• [EXERCISE TASK]: Print each line of the listing once more, precisely as given.

··· SUPPLIED RECORDS ···

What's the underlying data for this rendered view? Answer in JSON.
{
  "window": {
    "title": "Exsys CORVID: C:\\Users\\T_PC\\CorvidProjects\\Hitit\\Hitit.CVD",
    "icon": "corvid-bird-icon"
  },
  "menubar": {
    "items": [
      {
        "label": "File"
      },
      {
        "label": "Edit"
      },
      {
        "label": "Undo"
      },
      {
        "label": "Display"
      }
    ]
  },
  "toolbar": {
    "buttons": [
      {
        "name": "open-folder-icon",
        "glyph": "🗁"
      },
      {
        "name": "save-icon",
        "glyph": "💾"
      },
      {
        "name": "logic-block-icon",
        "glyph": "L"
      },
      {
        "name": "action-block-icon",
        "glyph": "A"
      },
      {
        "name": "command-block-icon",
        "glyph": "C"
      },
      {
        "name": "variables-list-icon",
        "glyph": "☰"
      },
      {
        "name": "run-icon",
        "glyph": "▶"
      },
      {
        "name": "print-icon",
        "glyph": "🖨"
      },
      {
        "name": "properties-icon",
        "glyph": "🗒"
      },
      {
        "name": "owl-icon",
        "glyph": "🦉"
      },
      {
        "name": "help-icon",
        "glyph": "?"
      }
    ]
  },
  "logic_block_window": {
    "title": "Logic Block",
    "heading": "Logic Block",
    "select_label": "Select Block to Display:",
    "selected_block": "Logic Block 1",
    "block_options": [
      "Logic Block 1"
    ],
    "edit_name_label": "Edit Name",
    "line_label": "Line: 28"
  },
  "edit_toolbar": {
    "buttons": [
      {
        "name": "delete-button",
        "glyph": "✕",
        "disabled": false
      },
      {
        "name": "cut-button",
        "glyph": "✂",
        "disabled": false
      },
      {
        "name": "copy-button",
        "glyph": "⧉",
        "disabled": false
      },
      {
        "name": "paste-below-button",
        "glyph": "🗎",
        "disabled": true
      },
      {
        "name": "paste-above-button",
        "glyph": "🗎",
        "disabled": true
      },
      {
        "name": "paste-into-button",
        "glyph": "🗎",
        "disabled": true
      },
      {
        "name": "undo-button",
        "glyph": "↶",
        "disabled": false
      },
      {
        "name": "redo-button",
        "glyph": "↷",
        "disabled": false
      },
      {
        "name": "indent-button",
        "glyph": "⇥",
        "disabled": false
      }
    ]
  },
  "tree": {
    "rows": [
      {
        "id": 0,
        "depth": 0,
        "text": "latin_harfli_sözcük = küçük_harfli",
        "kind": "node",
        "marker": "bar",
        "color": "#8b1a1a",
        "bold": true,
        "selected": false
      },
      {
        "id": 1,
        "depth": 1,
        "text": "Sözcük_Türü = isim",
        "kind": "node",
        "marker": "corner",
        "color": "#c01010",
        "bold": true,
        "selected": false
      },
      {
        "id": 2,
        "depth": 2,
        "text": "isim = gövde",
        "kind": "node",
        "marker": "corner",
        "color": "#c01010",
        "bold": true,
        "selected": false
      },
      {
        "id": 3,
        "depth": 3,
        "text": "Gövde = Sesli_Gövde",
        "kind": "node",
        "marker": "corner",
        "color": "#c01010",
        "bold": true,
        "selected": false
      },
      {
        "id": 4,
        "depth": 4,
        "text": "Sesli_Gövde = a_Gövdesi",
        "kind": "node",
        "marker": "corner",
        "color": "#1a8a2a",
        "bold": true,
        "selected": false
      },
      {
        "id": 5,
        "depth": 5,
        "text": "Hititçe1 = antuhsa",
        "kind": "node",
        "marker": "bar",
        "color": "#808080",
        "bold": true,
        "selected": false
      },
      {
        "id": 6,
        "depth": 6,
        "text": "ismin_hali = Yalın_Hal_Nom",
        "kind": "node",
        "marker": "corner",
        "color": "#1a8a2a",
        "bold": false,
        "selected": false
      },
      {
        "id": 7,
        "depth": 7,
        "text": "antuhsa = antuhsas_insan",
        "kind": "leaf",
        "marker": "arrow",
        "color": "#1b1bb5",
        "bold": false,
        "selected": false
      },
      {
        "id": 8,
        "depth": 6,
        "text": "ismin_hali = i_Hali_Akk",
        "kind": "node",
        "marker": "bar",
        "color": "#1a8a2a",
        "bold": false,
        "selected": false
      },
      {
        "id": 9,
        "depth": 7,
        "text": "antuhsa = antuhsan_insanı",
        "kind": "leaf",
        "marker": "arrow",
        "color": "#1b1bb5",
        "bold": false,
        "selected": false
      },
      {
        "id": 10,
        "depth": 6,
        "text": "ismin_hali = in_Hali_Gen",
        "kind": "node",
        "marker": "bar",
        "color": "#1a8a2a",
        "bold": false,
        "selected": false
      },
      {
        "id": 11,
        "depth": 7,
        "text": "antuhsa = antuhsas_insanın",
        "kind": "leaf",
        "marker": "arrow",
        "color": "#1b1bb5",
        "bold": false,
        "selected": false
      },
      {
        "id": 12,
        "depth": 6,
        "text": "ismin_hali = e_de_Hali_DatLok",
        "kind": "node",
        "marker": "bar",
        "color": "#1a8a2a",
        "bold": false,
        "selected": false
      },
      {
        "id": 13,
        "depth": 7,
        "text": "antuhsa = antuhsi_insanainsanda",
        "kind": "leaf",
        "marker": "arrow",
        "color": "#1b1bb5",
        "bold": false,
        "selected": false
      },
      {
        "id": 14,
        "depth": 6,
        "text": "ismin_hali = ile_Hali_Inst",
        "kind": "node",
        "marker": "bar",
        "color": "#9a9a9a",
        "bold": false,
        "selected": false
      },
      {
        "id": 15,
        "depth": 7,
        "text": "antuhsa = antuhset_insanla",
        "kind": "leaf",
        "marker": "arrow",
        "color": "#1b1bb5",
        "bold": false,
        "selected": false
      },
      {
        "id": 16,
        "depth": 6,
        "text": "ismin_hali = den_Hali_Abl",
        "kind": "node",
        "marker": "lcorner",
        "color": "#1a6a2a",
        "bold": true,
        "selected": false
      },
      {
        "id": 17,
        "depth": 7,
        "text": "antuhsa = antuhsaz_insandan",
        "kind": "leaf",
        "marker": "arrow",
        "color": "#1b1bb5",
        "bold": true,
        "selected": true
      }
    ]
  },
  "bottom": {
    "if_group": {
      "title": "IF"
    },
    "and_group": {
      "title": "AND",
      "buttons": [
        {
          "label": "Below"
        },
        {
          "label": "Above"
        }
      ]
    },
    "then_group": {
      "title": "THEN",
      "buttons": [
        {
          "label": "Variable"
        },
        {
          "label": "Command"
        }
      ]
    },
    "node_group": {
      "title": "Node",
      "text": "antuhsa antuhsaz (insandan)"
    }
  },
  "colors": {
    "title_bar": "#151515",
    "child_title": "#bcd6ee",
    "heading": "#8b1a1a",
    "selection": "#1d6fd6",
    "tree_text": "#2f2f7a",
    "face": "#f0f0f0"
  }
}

···

• [RESPONSE]:
What's the underlying data for this rendered view? Answer in JSON.
{
  "window": {
    "title": "Exsys CORVID: C:\\Users\\T_PC\\CorvidProjects\\Hitit\\Hitit.CVD",
    "icon": "corvid-bird-icon"
  },
  "menubar": {
    "items": [
      {
        "label": "File"
      },
      {
        "label": "Edit"
      },
      {
        "label": "Undo"
      },
      {
        "label": "Display"
      }
    ]
  },
  "toolbar": {
    "buttons": [
      {
        "name": "open-folder-icon",
        "glyph": "🗁"
      },
      {
        "name": "save-icon",
        "glyph": "💾"
      },
      {
        "name": "logic-block-icon",
        "glyph": "L"
      },
      {
        "name": "action-block-icon",
        "glyph": "A"
      },
      {
        "name": "command-block-icon",
        "glyph": "C"
      },
      {
        "name": "variables-list-icon",
        "glyph": "☰"
      },
      {
        "name": "run-icon",
        "glyph": "▶"
      },
      {
        "name": "print-icon",
        "glyph": "🖨"
      },
      {
        "name": "properties-icon",
        "glyph": "🗒"
      },
      {
        "name": "owl-icon",
        "glyph": "🦉"
      },
      {
        "name": "help-icon",
        "glyph": "?"
      }
    ]
  },
  "logic_block_window": {
    "title": "Logic Block",
    "heading": "Logic Block",
    "select_label": "Select Block to Display:",
    "selected_block": "Logic Block 1",
    "block_options": [
      "Logic Block 1"
    ],
    "edit_name_label": "Edit Name",
    "line_label": "Line: 28"
  },
  "edit_toolbar": {
    "buttons": [
      {
        "name": "delete-button",
        "glyph": "✕",
        "disabled": false
      },
      {
        "name": "cut-button",
        "glyph": "✂",
        "disabled": false
      },
      {
        "name": "copy-button",
        "glyph": "⧉",
        "disabled": false
      },
      {
        "name": "paste-below-button",
        "glyph": "🗎",
        "disabled": true
      },
      {
        "name": "paste-above-button",
        "glyph": "🗎",
        "disabled": true
      },
      {
        "name": "paste-into-button",
        "glyph": "🗎",
        "disabled": true
      },
      {
        "name": "undo-button",
        "glyph": "↶",
        "disabled": false
      },
      {
        "name": "redo-button",
        "glyph": "↷",
        "disabled": false
      },
      {
        "name": "indent-button",
        "glyph": "⇥",
        "disabled": false
      }
    ]
  },
  "tree": {
    "rows": [
      {
        "id": 0,
        "depth": 0,
        "text": "latin_harfli_sözcük = küçük_harfli",
        "kind": "node",
        "marker": "bar",
        "color": "#8b1a1a",
        "bold": true,
        "selected": false
      },
      {
        "id": 1,
        "depth": 1,
        "text": "Sözcük_Türü = isim",
        "kind": "node",
        "marker": "corner",
        "color": "#c01010",
        "bold": true,
        "selected": false
      },
      {
        "id": 2,
        "depth": 2,
        "text": "isim = gövde",
        "kind": "node",
        "marker": "corner",
        "color": "#c01010",
        "bold": true,
        "selected": false
      },
      {
        "id": 3,
        "depth": 3,
        "text": "Gövde = Sesli_Gövde",
        "kind": "node",
        "marker": "corner",
        "color": "#c01010",
        "bold": true,
        "selected": false
      },
      {
        "id": 4,
        "depth": 4,
        "text": "Sesli_Gövde = a_Gövdesi",
        "kind": "node",
        "marker": "corner",
        "color": "#1a8a2a",
        "bold": true,
        "selected": false
      },
      {
        "id": 5,
        "depth": 5,
        "text": "Hititçe1 = antuhsa",
        "kind": "node",
        "marker": "bar",
        "color": "#808080",
        "bold": true,
        "selected": false
      },
      {
        "id": 6,
        "depth": 6,
        "text": "ismin_hali = Yalın_Hal_Nom",
        "kind": "node",
        "marker": "corner",
        "color": "#1a8a2a",
        "bold": false,
        "selected": false
      },
      {
        "id": 7,
        "depth": 7,
        "text": "antuhsa = antuhsas_insan",
        "kind": "leaf",
        "marker": "arrow",
        "color": "#1b1bb5",
        "bold": false,
        "selected": false
      },
      {
        "id": 8,
        "depth": 6,
        "text": "ismin_hali = i_Hali_Akk",
        "kind": "node",
        "marker": "bar",
        "color": "#1a8a2a",
        "bold": false,
        "selected": false
      },
      {
        "id": 9,
        "depth": 7,
        "text": "antuhsa = antuhsan_insanı",
        "kind": "leaf",
        "marker": "arrow",
        "color": "#1b1bb5",
        "bold": false,
        "selected": false
      },
      {
        "id": 10,
        "depth": 6,
        "text": "ismin_hali = in_Hali_Gen",
        "kind": "node",
        "marker": "bar",
        "color": "#1a8a2a",
        "bold": false,
        "selected": false
      },
      {
        "id": 11,
        "depth": 7,
        "text": "antuhsa = antuhsas_insanın",
        "kind": "leaf",
        "marker": "arrow",
        "color": "#1b1bb5",
        "bold": false,
        "selected": false
      },
      {
        "id": 12,
        "depth": 6,
        "text": "ismin_hali = e_de_Hali_DatLok",
        "kind": "node",
        "marker": "bar",
        "color": "#1a8a2a",
        "bold": false,
        "selected": false
      },
      {
        "id": 13,
        "depth": 7,
        "text": "antuhsa = antuhsi_insanainsanda",
        "kind": "leaf",
        "marker": "arrow",
        "color": "#1b1bb5",
        "bold": false,
        "selected": false
      },
      {
        "id": 14,
        "depth": 6,
        "text": "ismin_hali = ile_Hali_Inst",
        "kind": "node",
        "marker": "bar",
        "color": "#9a9a9a",
        "bold": false,
        "selected": false
      },
      {
        "id": 15,
        "depth": 7,
        "text": "antuhsa = antuhset_insanla",
        "kind": "leaf",
        "marker": "arrow",
        "color": "#1b1bb5",
        "bold": false,
        "selected": false
      },
      {
        "id": 16,
        "depth": 6,
        "text": "ismin_hali = den_Hali_Abl",
        "kind": "node",
        "marker": "lcorner",
        "color": "#1a6a2a",
        "bold": true,
        "selected": false
      },
      {
        "id": 17,
        "depth": 7,
        "text": "antuhsa = antuhsaz_insandan",
        "kind": "leaf",
        "marker": "arrow",
        "color": "#1b1bb5",
        "bold": true,
        "selected": true
      }
    ]
  },
  "bottom": {
    "if_group": {
      "title": "IF"
    },
    "and_group": {
      "title": "AND",
      "buttons": [
        {
          "label": "Below"
        },
        {
          "label": "Above"
        }
      ]
    },
    "then_group": {
      "title": "THEN",
      "buttons": [
        {
          "label": "Variable"
        },
        {
          "label": "Command"
        }
      ]
    },
    "node_group": {
      "title": "Node",
      "text": "antuhsa antuhsaz (insandan)"
    }
  },
  "colors": {
    "title_bar": "#151515",
    "child_title": "#bcd6ee",
    "heading": "#8b1a1a",
    "selection": "#1d6fd6",
    "tree_text": "#2f2f7a",
    "face": "#f0f0f0"
  }
}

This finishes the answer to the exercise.